>>>>
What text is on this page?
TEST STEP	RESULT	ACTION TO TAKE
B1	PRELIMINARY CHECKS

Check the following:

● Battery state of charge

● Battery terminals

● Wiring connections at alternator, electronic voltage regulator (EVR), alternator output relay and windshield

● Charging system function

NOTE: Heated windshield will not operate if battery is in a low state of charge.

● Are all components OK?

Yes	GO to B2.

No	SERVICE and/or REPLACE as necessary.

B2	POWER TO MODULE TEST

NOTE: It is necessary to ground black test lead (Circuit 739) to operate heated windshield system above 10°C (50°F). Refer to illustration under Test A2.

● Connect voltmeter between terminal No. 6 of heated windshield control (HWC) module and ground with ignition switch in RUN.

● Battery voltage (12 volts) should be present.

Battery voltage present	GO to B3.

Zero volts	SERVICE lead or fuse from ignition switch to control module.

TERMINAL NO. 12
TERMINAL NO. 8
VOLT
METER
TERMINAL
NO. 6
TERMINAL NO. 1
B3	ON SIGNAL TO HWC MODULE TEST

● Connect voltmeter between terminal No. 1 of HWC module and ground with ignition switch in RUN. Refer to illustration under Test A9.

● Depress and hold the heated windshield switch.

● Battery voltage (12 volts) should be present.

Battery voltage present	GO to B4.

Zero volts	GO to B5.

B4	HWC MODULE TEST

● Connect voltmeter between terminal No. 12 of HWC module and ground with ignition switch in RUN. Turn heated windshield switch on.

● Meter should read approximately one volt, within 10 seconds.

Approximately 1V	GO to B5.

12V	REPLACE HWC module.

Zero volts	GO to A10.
<<<<
> Work required
Quote every record above exactly.

> Response
What text is on this page?
TEST STEP	RESULT	ACTION TO TAKE
B1	PRELIMINARY CHECKS

Check the following:

● Battery state of charge

● Battery terminals

● Wiring connections at alternator, electronic voltage regulator (EVR), alternator output relay and windshield

● Charging system function

NOTE: Heated windshield will not operate if battery is in a low state of charge.

● Are all components OK?

Yes	GO to B2.

No	SERVICE and/or REPLACE as necessary.

B2	POWER TO MODULE TEST

NOTE: It is necessary to ground black test lead (Circuit 739) to operate heated windshield system above 10°C (50°F). Refer to illustration under Test A2.

● Connect voltmeter between terminal No. 6 of heated windshield control (HWC) module and ground with ignition switch in RUN.

● Battery voltage (12 volts) should be present.

Battery voltage present	GO to B3.

Zero volts	SERVICE lead or fuse from ignition switch to control module.

TERMINAL NO. 12
TERMINAL NO. 8
VOLT
METER
TERMINAL
NO. 6
TERMINAL NO. 1
B3	ON SIGNAL TO HWC MODULE TEST

● Connect voltmeter between terminal No. 1 of HWC module and ground with ignition switch in RUN. Refer to illustration under Test A9.

● Depress and hold the heated windshield switch.

● Battery voltage (12 volts) should be present.

Battery voltage present	GO to B4.

Zero volts	GO to B5.

B4	HWC MODULE TEST

● Connect voltmeter between terminal No. 12 of HWC module and ground with ignition switch in RUN. Turn heated windshield switch on.

● Meter should read approximately one volt, within 10 seconds.

Approximately 1V	GO to B5.

12V	REPLACE HWC module.

Zero volts	GO to A10.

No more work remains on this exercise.